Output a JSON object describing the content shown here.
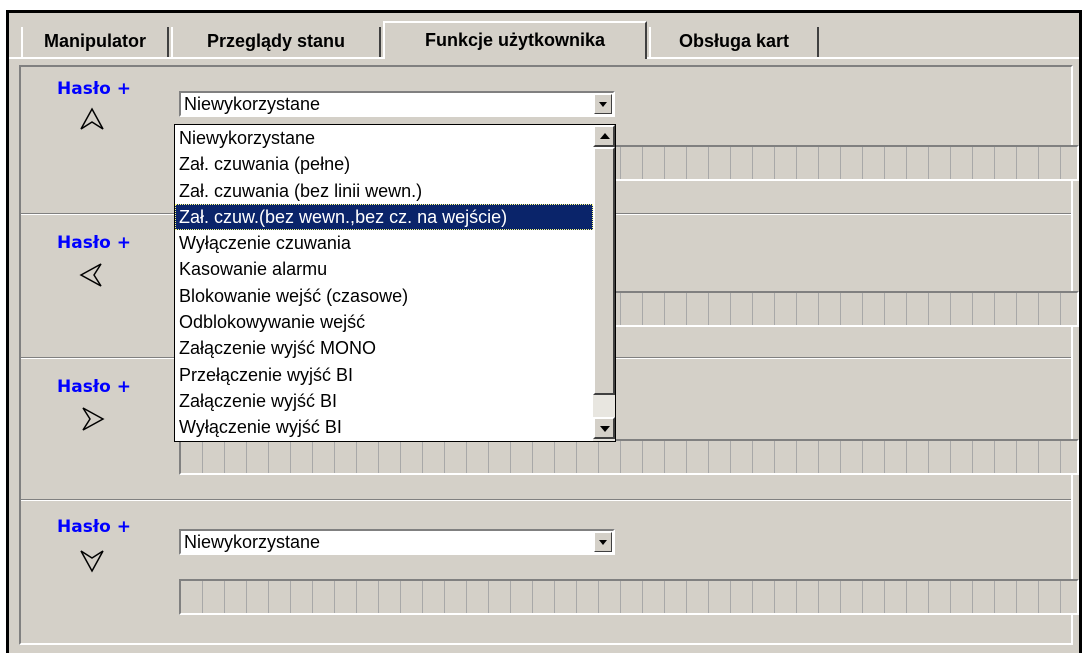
{
  "tabs": [
    {
      "label": "Manipulator",
      "active": false
    },
    {
      "label": "Przeglądy stanu",
      "active": false
    },
    {
      "label": "Funkcje użytkownika",
      "active": true
    },
    {
      "label": "Obsługa kart",
      "active": false
    }
  ],
  "sections": [
    {
      "label": "Hasło +",
      "arrow": "up-arrow-icon",
      "combo_value": "Niewykorzystane"
    },
    {
      "label": "Hasło +",
      "arrow": "left-arrow-icon",
      "combo_value": ""
    },
    {
      "label": "Hasło +",
      "arrow": "right-arrow-icon",
      "combo_value": ""
    },
    {
      "label": "Hasło +",
      "arrow": "down-arrow-icon",
      "combo_value": "Niewykorzystane"
    }
  ],
  "dropdown": {
    "options": [
      "Niewykorzystane",
      "Zał. czuwania (pełne)",
      "Zał. czuwania (bez linii wewn.)",
      "Zał. czuw.(bez wewn.,bez cz. na wejście)",
      "Wyłączenie czuwania",
      "Kasowanie alarmu",
      "Blokowanie wejść (czasowe)",
      "Odblokowywanie wejść",
      "Załączenie wyjść MONO",
      "Przełączenie wyjść BI",
      "Załączenie wyjść BI",
      "Wyłączenie wyjść BI"
    ],
    "selected_index": 3
  },
  "colors": {
    "label_blue": "#0000ff",
    "selection_bg": "#0a246a",
    "window_bg": "#d4d0c8"
  }
}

--------------------------------------------------

Check each line above for the string "Wyłączenie", then copy the ones that have it.

■ Output ■
      "Wyłączenie czuwania",
      "Wyłączenie wyjść BI"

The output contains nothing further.